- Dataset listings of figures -
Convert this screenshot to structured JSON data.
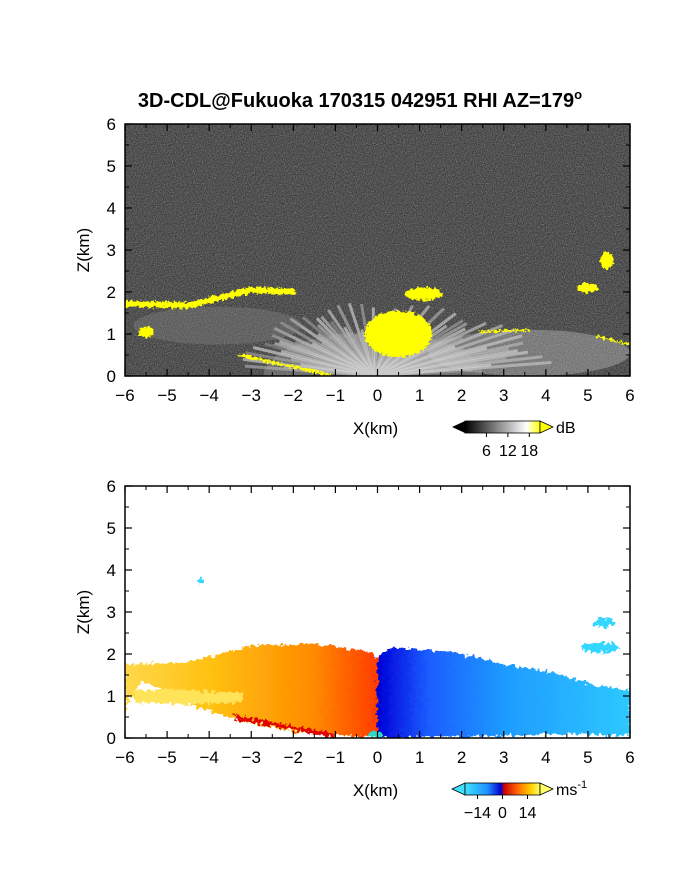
{
  "title": "3D-CDL@Fukuoka 170315 042951 RHI AZ=179",
  "title_superscript": "o",
  "chart_data": [
    {
      "type": "heatmap",
      "field": "backscatter",
      "xlabel": "X(km)",
      "ylabel": "Z(km)",
      "xlim": [
        -6,
        6
      ],
      "ylim": [
        0,
        6
      ],
      "xticks": [
        "-6",
        "-5",
        "-4",
        "-3",
        "-2",
        "-1",
        "0",
        "1",
        "2",
        "3",
        "4",
        "5",
        "6"
      ],
      "yticks": [
        "0",
        "1",
        "2",
        "3",
        "4",
        "5",
        "6"
      ],
      "colorbar": {
        "unit": "dB",
        "ticks": [
          "6",
          "12",
          "18"
        ],
        "range": [
          0,
          21
        ],
        "colors": [
          "#000000",
          "#ffffff",
          "#ffff00"
        ]
      },
      "features": [
        {
          "kind": "fan",
          "apex": [
            -0.1,
            0
          ],
          "angles_deg": [
            8,
            172
          ],
          "max_range_km": 3.2
        },
        {
          "kind": "yellow_layer",
          "points": [
            [
              -6,
              1.72
            ],
            [
              -4.5,
              1.68
            ],
            [
              -3,
              2.05
            ],
            [
              -2,
              2.0
            ]
          ]
        },
        {
          "kind": "yellow_blob",
          "center": [
            0.5,
            1.0
          ],
          "size": [
            1.6,
            1.1
          ]
        },
        {
          "kind": "yellow_blob",
          "center": [
            1.1,
            1.95
          ],
          "size": [
            0.9,
            0.3
          ]
        },
        {
          "kind": "yellow_blob",
          "center": [
            5.45,
            2.75
          ],
          "size": [
            0.3,
            0.4
          ]
        },
        {
          "kind": "yellow_blob",
          "center": [
            -5.5,
            1.05
          ],
          "size": [
            0.35,
            0.25
          ]
        }
      ]
    },
    {
      "type": "heatmap",
      "field": "radial_velocity",
      "xlabel": "X(km)",
      "ylabel": "Z(km)",
      "xlim": [
        -6,
        6
      ],
      "ylim": [
        0,
        6
      ],
      "xticks": [
        "-6",
        "-5",
        "-4",
        "-3",
        "-2",
        "-1",
        "0",
        "1",
        "2",
        "3",
        "4",
        "5",
        "6"
      ],
      "yticks": [
        "0",
        "1",
        "2",
        "3",
        "4",
        "5",
        "6"
      ],
      "colorbar": {
        "unit": "ms",
        "unit_superscript": "-1",
        "ticks": [
          "-14",
          "0",
          "14"
        ],
        "range": [
          -21,
          21
        ],
        "colors": [
          "#40e0ff",
          "#1e90ff",
          "#0000cc",
          "#cc0000",
          "#ff6600",
          "#ffd000",
          "#ffff66"
        ]
      },
      "features": [
        {
          "kind": "positive_region",
          "x_range": [
            -6,
            0
          ],
          "top_km": [
            1.75,
            2.25
          ],
          "velocity_ms": [
            6,
            18
          ]
        },
        {
          "kind": "negative_region",
          "x_range": [
            0,
            6
          ],
          "top_km": [
            2.1,
            1.0
          ],
          "velocity_ms": [
            -10,
            -16
          ]
        },
        {
          "kind": "isolated_echo",
          "center": [
            -4.2,
            3.75
          ],
          "velocity_ms": -16
        },
        {
          "kind": "isolated_echo",
          "center": [
            5.4,
            2.75
          ],
          "velocity_ms": -16
        }
      ]
    }
  ]
}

- Exercise -
Write out each line again precisely as it appears, skipping every picture.

- Task response -
Convert this screenshot to structured JSON data.
{
  "title": "3D-CDL@Fukuoka 170315 042951 RHI AZ=179",
  "title_superscript": "o",
  "chart_data": [
    {
      "type": "heatmap",
      "field": "backscatter",
      "xlabel": "X(km)",
      "ylabel": "Z(km)",
      "xlim": [
        -6,
        6
      ],
      "ylim": [
        0,
        6
      ],
      "xticks": [
        "-6",
        "-5",
        "-4",
        "-3",
        "-2",
        "-1",
        "0",
        "1",
        "2",
        "3",
        "4",
        "5",
        "6"
      ],
      "yticks": [
        "0",
        "1",
        "2",
        "3",
        "4",
        "5",
        "6"
      ],
      "colorbar": {
        "unit": "dB",
        "ticks": [
          "6",
          "12",
          "18"
        ],
        "range": [
          0,
          21
        ],
        "colors": [
          "#000000",
          "#ffffff",
          "#ffff00"
        ]
      },
      "features": [
        {
          "kind": "fan",
          "apex": [
            -0.1,
            0
          ],
          "angles_deg": [
            8,
            172
          ],
          "max_range_km": 3.2
        },
        {
          "kind": "yellow_layer",
          "points": [
            [
              -6,
              1.72
            ],
            [
              -4.5,
              1.68
            ],
            [
              -3,
              2.05
            ],
            [
              -2,
              2.0
            ]
          ]
        },
        {
          "kind": "yellow_blob",
          "center": [
            0.5,
            1.0
          ],
          "size": [
            1.6,
            1.1
          ]
        },
        {
          "kind": "yellow_blob",
          "center": [
            1.1,
            1.95
          ],
          "size": [
            0.9,
            0.3
          ]
        },
        {
          "kind": "yellow_blob",
          "center": [
            5.45,
            2.75
          ],
          "size": [
            0.3,
            0.4
          ]
        },
        {
          "kind": "yellow_blob",
          "center": [
            -5.5,
            1.05
          ],
          "size": [
            0.35,
            0.25
          ]
        }
      ]
    },
    {
      "type": "heatmap",
      "field": "radial_velocity",
      "xlabel": "X(km)",
      "ylabel": "Z(km)",
      "xlim": [
        -6,
        6
      ],
      "ylim": [
        0,
        6
      ],
      "xticks": [
        "-6",
        "-5",
        "-4",
        "-3",
        "-2",
        "-1",
        "0",
        "1",
        "2",
        "3",
        "4",
        "5",
        "6"
      ],
      "yticks": [
        "0",
        "1",
        "2",
        "3",
        "4",
        "5",
        "6"
      ],
      "colorbar": {
        "unit": "ms",
        "unit_superscript": "-1",
        "ticks": [
          "-14",
          "0",
          "14"
        ],
        "range": [
          -21,
          21
        ],
        "colors": [
          "#40e0ff",
          "#1e90ff",
          "#0000cc",
          "#cc0000",
          "#ff6600",
          "#ffd000",
          "#ffff66"
        ]
      },
      "features": [
        {
          "kind": "positive_region",
          "x_range": [
            -6,
            0
          ],
          "top_km": [
            1.75,
            2.25
          ],
          "velocity_ms": [
            6,
            18
          ]
        },
        {
          "kind": "negative_region",
          "x_range": [
            0,
            6
          ],
          "top_km": [
            2.1,
            1.0
          ],
          "velocity_ms": [
            -10,
            -16
          ]
        },
        {
          "kind": "isolated_echo",
          "center": [
            -4.2,
            3.75
          ],
          "velocity_ms": -16
        },
        {
          "kind": "isolated_echo",
          "center": [
            5.4,
            2.75
          ],
          "velocity_ms": -16
        }
      ]
    }
  ]
}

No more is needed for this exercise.